**THE EXERCISE:** Count the lines below that contain the word "consumerism", and reply with only that number.

═══ MATERIAL SUPPLIED ═══

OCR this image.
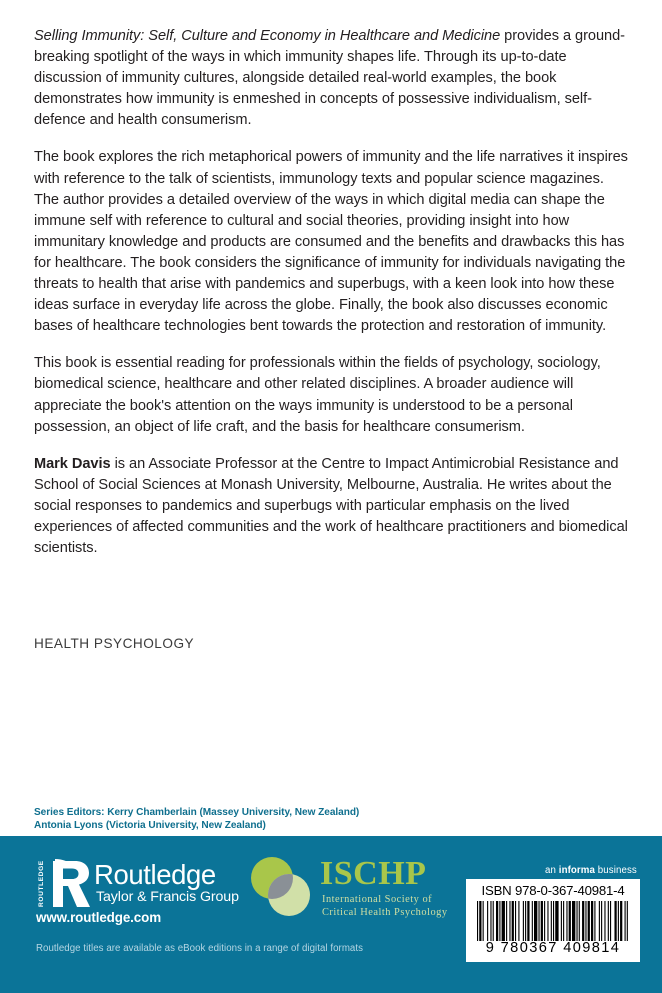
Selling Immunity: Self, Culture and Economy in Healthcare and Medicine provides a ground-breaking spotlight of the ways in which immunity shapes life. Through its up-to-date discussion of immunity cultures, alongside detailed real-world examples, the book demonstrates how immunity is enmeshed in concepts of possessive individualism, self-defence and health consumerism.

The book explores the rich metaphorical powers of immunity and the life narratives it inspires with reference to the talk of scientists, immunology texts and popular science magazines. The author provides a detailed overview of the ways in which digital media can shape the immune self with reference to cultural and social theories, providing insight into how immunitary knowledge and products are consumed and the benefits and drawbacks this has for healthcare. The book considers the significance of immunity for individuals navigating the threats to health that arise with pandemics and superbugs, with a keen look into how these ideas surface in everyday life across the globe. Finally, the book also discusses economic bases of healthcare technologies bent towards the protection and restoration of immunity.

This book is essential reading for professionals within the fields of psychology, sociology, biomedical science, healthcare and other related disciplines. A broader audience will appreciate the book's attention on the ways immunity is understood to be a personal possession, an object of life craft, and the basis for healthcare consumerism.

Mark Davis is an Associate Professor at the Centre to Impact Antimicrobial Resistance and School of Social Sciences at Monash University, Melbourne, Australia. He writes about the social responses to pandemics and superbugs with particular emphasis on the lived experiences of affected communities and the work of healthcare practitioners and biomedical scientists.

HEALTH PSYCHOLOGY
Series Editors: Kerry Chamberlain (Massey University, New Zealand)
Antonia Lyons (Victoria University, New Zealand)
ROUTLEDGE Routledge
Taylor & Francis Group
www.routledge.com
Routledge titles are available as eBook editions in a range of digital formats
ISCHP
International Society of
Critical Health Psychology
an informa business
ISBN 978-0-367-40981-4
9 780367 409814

═══
═══ MATERIAL SUPPLIED ═══

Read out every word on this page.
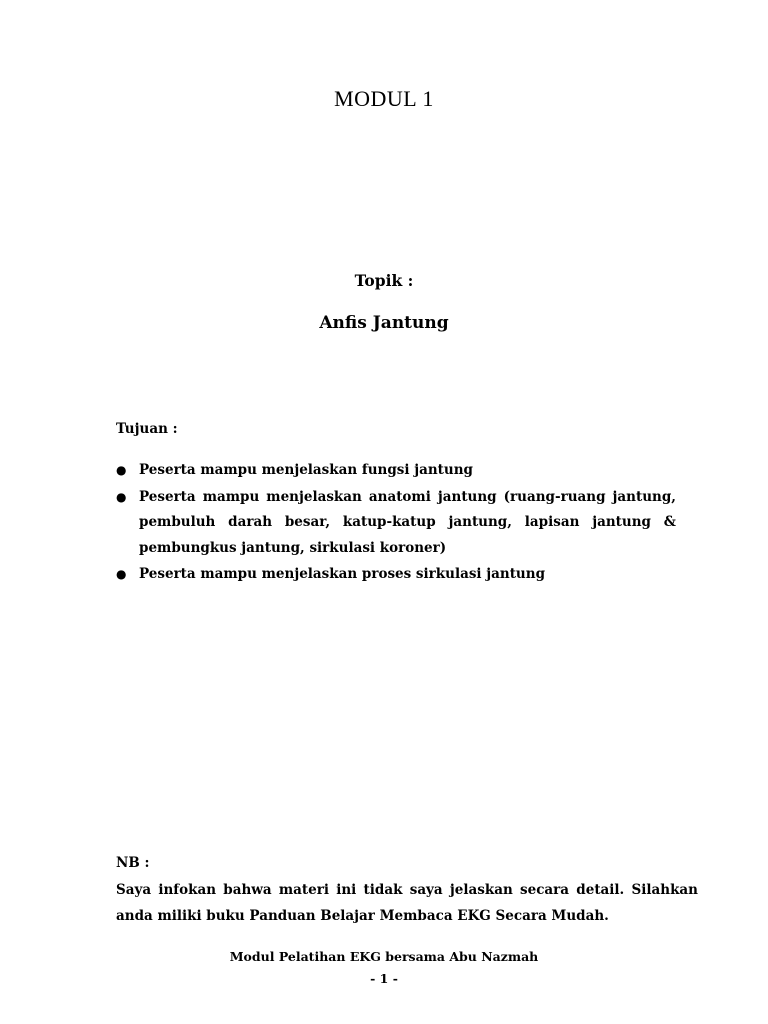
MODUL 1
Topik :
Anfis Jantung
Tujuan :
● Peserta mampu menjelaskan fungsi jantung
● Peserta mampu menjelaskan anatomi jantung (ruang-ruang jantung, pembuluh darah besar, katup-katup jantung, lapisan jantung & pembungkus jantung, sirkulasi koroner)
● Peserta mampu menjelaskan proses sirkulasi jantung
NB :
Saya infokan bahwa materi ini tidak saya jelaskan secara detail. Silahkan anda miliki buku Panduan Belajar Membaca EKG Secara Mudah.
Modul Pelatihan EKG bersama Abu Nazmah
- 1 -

═══

**TASK RESPONSE:** 2